— Job —
Using the listing below, report all lines holding the word "Centric".

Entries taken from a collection
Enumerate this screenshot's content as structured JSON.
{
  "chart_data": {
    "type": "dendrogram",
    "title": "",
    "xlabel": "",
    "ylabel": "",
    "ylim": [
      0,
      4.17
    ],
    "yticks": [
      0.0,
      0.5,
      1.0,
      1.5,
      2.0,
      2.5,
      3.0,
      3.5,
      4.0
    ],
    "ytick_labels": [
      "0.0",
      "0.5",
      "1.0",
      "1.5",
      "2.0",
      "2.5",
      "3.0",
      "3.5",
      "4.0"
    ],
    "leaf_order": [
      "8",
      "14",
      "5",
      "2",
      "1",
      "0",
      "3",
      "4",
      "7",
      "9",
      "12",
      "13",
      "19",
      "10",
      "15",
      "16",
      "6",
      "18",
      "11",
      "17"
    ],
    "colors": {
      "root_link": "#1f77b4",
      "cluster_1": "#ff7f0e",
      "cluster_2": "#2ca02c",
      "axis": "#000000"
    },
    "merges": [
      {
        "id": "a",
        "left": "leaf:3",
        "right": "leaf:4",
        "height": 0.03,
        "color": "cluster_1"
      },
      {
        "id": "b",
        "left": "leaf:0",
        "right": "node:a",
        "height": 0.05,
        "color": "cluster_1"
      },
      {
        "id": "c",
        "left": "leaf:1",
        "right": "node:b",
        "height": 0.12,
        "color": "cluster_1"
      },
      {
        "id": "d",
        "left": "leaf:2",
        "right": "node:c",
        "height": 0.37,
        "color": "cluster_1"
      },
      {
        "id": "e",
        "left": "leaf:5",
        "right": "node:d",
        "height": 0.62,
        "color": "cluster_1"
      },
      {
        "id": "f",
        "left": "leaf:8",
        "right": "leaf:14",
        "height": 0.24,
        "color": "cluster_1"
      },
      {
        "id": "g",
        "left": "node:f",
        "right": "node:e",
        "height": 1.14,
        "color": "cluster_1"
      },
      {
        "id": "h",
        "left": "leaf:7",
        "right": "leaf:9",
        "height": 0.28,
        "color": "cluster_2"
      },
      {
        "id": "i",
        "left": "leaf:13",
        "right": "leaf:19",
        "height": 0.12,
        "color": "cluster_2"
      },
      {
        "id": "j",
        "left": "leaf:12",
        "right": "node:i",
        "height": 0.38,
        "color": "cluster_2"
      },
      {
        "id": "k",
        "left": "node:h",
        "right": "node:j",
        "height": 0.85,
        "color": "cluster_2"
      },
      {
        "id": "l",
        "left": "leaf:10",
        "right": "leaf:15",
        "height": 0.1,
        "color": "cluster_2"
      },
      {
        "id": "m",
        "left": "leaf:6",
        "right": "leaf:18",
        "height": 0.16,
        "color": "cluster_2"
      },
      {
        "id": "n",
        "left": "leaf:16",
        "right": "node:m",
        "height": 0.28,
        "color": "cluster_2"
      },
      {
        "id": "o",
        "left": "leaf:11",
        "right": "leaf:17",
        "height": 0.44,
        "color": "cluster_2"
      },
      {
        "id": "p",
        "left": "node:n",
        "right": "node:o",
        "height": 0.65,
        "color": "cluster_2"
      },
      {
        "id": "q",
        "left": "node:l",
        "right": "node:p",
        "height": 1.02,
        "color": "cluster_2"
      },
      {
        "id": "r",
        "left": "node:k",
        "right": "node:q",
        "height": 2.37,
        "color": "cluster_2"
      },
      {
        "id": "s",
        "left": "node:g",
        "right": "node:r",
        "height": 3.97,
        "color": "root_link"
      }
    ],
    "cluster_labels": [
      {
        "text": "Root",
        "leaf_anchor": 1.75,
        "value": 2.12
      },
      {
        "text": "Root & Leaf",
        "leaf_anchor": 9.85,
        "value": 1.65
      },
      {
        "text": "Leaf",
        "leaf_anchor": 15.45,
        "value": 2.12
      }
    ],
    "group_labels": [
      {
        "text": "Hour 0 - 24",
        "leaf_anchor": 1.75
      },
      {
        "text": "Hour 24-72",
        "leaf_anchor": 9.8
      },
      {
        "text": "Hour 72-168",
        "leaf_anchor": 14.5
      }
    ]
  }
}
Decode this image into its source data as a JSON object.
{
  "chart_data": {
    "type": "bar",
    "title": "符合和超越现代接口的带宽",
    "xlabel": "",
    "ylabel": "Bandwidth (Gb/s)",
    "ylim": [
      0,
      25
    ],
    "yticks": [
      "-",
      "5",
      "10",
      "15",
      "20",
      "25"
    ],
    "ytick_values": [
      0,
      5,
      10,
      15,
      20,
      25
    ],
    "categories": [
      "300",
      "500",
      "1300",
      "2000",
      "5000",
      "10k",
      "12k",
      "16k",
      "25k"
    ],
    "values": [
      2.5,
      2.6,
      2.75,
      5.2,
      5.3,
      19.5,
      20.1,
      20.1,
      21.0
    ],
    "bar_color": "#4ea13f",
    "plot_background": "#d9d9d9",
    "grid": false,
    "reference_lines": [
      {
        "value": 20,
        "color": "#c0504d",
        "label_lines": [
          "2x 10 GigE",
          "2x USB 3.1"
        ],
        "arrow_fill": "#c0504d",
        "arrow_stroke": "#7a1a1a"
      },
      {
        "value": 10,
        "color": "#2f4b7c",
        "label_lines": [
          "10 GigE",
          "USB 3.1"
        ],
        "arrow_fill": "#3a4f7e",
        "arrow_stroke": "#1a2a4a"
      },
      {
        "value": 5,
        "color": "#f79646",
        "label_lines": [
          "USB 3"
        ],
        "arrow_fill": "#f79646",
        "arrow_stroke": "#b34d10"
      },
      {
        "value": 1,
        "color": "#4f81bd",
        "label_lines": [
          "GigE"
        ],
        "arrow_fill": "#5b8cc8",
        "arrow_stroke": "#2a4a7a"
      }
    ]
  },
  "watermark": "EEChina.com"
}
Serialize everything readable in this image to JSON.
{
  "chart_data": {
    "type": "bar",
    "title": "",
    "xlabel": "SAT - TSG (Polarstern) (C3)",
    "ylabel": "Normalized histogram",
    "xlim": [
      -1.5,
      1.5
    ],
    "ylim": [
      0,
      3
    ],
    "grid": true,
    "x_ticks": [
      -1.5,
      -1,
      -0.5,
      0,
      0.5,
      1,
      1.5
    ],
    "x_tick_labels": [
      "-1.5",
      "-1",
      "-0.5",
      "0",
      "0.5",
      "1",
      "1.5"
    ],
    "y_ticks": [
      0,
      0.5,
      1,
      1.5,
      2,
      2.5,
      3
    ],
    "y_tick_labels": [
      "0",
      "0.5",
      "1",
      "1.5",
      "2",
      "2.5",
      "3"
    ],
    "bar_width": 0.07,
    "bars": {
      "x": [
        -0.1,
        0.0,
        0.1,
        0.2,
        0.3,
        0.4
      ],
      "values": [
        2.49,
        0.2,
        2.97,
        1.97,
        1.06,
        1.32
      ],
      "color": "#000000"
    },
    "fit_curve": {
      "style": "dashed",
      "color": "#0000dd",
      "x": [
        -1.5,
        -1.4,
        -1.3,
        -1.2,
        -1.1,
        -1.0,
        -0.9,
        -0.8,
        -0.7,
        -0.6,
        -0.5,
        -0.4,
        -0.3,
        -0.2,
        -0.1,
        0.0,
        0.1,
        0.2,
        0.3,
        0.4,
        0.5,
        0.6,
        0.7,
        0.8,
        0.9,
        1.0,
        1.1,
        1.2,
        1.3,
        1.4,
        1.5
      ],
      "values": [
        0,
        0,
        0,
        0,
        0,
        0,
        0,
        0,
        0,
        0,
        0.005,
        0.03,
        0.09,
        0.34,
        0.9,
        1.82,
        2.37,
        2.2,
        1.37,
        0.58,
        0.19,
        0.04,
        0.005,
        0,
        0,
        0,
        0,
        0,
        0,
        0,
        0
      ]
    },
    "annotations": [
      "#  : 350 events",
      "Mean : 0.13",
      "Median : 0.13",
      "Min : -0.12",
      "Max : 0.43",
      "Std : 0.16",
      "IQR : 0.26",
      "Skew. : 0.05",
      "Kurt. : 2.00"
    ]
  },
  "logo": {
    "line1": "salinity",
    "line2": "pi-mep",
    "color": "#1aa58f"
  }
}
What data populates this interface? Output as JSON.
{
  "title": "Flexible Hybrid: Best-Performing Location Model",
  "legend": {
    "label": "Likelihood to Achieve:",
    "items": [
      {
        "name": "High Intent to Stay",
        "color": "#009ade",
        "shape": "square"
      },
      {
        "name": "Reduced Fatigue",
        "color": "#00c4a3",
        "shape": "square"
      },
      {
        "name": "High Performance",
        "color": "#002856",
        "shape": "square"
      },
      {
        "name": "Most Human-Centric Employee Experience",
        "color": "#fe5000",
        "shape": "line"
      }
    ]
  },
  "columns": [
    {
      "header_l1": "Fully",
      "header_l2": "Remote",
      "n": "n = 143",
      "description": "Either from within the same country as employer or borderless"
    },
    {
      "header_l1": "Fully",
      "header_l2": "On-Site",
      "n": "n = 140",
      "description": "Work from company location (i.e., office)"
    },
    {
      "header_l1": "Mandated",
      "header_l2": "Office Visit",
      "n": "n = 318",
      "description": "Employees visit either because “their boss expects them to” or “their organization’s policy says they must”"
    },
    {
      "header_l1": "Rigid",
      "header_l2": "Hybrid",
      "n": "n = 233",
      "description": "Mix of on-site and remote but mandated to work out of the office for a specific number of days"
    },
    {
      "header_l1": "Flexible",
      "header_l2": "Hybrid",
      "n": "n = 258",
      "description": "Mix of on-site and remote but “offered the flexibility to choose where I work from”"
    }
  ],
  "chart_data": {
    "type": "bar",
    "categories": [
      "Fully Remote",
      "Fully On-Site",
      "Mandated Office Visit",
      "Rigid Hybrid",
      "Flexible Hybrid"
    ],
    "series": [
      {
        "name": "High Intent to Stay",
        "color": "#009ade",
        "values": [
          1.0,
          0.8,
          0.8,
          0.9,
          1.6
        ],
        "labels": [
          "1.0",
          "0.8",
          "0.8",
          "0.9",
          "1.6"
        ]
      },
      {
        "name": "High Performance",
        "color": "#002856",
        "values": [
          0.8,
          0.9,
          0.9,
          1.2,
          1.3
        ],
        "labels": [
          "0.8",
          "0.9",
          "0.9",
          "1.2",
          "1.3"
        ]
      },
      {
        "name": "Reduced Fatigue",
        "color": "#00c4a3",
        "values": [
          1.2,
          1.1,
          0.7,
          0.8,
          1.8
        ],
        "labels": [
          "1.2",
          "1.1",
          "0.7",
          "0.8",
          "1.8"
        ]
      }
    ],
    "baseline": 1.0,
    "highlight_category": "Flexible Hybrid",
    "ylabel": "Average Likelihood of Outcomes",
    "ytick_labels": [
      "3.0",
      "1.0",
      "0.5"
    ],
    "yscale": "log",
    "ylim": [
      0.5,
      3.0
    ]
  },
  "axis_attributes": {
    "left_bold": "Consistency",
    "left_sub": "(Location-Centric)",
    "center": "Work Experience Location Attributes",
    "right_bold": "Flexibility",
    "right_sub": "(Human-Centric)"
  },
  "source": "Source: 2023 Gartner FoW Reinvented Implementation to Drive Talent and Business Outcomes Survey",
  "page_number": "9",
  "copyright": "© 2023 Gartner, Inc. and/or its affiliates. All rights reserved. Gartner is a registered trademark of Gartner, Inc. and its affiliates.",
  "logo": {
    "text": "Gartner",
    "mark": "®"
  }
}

— Answer for this exercise —
        "name": "Most Human-Centric Employee Experience",
    "left_sub": "(Location-Centric)",
    "right_sub": "(Human-Centric)"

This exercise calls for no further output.